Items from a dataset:
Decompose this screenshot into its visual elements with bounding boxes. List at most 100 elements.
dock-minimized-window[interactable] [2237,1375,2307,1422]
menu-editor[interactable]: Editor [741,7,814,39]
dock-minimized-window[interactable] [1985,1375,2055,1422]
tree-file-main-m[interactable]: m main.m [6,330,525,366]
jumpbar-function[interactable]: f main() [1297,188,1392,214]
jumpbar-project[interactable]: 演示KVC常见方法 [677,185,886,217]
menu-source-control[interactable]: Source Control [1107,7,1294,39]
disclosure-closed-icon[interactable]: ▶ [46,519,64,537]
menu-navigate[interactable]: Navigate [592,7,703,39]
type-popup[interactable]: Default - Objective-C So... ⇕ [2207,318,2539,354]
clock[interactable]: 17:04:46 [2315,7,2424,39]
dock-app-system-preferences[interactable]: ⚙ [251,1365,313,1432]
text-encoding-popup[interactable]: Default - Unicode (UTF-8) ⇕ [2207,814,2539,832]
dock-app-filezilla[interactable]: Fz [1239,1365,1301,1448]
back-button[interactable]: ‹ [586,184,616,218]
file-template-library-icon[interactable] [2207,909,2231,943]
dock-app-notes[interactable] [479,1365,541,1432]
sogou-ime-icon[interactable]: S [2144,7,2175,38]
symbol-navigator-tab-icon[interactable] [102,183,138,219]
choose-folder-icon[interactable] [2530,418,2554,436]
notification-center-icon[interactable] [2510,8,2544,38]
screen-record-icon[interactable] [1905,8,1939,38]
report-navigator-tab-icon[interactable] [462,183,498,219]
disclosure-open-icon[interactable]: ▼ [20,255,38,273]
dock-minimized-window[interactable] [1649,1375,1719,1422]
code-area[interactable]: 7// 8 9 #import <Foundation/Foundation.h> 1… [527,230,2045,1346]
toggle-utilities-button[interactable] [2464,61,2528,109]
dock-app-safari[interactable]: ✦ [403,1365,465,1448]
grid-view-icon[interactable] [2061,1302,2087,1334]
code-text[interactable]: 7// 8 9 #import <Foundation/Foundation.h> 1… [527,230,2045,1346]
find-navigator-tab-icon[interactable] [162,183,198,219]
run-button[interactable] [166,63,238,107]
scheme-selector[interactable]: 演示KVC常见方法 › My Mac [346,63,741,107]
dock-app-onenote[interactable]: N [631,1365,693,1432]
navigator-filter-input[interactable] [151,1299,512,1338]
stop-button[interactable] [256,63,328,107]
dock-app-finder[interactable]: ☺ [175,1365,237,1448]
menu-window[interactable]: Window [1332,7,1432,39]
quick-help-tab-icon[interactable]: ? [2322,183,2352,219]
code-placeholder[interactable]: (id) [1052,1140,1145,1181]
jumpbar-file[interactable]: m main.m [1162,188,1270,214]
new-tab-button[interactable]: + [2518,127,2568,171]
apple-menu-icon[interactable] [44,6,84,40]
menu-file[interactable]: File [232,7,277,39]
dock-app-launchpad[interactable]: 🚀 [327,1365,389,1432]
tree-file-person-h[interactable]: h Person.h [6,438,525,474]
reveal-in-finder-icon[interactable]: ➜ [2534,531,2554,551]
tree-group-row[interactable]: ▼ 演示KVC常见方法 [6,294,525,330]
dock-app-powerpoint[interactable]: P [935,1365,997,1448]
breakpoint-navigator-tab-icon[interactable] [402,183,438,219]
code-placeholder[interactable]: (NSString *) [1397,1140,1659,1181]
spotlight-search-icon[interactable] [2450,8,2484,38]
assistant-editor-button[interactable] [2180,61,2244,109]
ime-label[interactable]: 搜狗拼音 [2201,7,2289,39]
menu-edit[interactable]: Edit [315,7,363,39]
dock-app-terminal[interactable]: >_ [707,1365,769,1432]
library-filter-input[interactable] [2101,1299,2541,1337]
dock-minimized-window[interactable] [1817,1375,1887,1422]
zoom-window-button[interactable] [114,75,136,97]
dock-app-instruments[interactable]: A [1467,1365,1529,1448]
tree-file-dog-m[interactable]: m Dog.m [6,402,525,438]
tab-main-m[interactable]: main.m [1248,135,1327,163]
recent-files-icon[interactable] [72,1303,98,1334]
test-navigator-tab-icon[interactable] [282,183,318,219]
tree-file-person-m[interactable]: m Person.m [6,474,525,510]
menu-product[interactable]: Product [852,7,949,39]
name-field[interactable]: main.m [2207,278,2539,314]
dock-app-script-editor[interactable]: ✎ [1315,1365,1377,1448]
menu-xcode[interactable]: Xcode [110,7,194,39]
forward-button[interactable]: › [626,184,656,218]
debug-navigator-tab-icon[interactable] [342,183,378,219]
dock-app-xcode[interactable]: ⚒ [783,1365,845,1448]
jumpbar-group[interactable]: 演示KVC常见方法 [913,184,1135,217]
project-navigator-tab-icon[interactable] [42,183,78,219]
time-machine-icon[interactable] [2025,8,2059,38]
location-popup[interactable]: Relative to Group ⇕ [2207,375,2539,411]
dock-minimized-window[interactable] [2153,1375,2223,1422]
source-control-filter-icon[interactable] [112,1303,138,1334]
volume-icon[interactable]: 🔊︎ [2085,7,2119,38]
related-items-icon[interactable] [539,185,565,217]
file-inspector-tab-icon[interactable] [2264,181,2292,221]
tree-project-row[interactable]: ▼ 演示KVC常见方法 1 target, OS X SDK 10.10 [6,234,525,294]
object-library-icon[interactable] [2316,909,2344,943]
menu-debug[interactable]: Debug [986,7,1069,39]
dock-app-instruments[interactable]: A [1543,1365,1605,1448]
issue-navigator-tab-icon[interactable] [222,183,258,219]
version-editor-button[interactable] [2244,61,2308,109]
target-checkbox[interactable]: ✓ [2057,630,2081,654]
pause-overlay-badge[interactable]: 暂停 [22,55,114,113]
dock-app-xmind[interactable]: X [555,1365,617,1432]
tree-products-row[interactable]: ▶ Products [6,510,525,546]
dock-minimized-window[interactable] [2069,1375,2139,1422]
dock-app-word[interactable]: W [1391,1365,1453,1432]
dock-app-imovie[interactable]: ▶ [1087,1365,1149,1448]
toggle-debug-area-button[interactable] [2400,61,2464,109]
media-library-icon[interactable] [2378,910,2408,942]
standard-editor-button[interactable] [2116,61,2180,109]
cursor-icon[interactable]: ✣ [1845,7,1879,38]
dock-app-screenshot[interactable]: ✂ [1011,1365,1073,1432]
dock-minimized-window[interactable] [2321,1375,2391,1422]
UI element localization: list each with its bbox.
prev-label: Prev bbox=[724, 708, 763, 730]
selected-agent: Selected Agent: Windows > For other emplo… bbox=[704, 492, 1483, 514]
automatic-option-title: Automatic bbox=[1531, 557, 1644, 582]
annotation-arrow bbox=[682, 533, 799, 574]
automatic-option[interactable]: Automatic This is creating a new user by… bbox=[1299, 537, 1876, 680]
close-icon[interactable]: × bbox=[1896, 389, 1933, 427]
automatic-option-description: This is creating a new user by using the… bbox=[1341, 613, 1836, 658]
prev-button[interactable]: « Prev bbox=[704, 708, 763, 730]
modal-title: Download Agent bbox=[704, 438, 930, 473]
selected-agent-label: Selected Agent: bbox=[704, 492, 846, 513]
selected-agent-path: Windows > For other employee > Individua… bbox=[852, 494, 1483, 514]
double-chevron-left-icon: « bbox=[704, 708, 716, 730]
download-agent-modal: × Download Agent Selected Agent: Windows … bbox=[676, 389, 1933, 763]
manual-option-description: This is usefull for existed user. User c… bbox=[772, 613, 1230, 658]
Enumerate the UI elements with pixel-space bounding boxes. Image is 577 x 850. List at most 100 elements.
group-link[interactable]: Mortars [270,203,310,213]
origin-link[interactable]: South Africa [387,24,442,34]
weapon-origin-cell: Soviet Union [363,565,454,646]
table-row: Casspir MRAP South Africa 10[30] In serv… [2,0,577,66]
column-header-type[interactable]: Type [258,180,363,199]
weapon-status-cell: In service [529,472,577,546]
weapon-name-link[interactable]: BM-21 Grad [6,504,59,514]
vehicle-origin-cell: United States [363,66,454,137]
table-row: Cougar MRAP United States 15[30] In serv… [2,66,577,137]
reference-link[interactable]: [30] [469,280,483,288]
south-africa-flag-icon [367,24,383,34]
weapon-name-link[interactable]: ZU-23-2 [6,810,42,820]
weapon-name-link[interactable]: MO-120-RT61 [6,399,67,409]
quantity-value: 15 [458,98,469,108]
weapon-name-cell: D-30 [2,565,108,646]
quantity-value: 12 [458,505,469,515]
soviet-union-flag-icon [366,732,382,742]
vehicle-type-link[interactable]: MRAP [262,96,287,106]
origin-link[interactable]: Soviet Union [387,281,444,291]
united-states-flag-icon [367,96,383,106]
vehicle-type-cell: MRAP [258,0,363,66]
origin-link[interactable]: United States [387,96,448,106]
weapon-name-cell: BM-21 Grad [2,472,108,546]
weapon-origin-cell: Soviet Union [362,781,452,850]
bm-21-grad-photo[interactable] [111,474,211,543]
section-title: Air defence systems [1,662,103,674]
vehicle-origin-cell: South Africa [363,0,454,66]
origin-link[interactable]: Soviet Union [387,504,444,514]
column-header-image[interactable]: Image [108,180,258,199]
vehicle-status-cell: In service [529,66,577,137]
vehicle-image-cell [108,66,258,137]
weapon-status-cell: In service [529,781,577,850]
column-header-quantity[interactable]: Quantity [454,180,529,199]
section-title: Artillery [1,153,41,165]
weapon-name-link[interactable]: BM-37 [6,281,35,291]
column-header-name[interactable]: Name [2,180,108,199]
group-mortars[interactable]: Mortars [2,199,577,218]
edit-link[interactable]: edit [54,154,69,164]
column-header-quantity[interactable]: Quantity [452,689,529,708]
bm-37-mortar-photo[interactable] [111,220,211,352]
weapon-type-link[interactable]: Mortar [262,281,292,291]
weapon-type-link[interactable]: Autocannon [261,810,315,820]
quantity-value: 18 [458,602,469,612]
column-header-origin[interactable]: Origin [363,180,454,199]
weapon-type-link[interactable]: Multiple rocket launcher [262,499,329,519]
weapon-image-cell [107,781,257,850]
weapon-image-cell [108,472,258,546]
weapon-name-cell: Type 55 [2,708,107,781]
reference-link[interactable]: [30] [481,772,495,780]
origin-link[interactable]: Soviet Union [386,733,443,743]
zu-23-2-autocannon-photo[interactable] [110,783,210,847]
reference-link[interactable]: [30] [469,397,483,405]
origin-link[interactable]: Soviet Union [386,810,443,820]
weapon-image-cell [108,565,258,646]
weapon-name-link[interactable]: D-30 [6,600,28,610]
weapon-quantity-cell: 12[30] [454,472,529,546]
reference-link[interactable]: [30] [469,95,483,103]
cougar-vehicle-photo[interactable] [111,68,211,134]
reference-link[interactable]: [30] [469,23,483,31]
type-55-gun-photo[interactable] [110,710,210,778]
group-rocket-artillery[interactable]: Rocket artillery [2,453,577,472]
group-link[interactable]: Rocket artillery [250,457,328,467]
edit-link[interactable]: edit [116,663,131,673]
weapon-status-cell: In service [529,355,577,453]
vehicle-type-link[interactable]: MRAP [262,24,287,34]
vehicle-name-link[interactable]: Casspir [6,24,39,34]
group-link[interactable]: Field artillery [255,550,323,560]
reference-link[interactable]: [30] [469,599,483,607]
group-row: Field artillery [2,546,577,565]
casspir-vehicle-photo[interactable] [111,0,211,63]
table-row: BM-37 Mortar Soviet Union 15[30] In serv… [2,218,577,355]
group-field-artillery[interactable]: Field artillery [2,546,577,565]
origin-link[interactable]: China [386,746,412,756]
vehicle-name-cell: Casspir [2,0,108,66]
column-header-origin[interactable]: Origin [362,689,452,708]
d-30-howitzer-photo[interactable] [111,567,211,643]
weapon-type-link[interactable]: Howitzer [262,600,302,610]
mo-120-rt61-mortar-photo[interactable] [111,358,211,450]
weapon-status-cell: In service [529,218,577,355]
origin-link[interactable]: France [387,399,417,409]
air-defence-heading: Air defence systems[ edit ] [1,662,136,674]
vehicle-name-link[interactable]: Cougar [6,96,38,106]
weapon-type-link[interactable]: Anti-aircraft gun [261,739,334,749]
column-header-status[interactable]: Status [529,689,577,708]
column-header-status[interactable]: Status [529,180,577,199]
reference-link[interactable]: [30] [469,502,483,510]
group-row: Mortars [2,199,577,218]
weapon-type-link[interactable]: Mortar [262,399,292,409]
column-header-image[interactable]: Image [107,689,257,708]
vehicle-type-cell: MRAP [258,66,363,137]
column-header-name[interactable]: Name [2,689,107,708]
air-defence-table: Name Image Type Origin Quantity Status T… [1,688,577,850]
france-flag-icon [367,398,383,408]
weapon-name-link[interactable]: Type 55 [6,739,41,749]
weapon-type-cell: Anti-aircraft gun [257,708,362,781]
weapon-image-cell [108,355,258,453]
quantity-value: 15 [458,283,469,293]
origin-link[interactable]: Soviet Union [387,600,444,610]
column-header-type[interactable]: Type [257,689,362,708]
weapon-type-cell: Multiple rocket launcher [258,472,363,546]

SHORT PROBLEM.
Extract every line of the records that contains the string "screenshot", matching case exactly.

COMPLETE OUTPUT.
Decompose this screenshot into its visual elements with bounding boxes. List at most 100 elements.
dock-app-screenshot[interactable]: ✂ [1011,1365,1073,1432]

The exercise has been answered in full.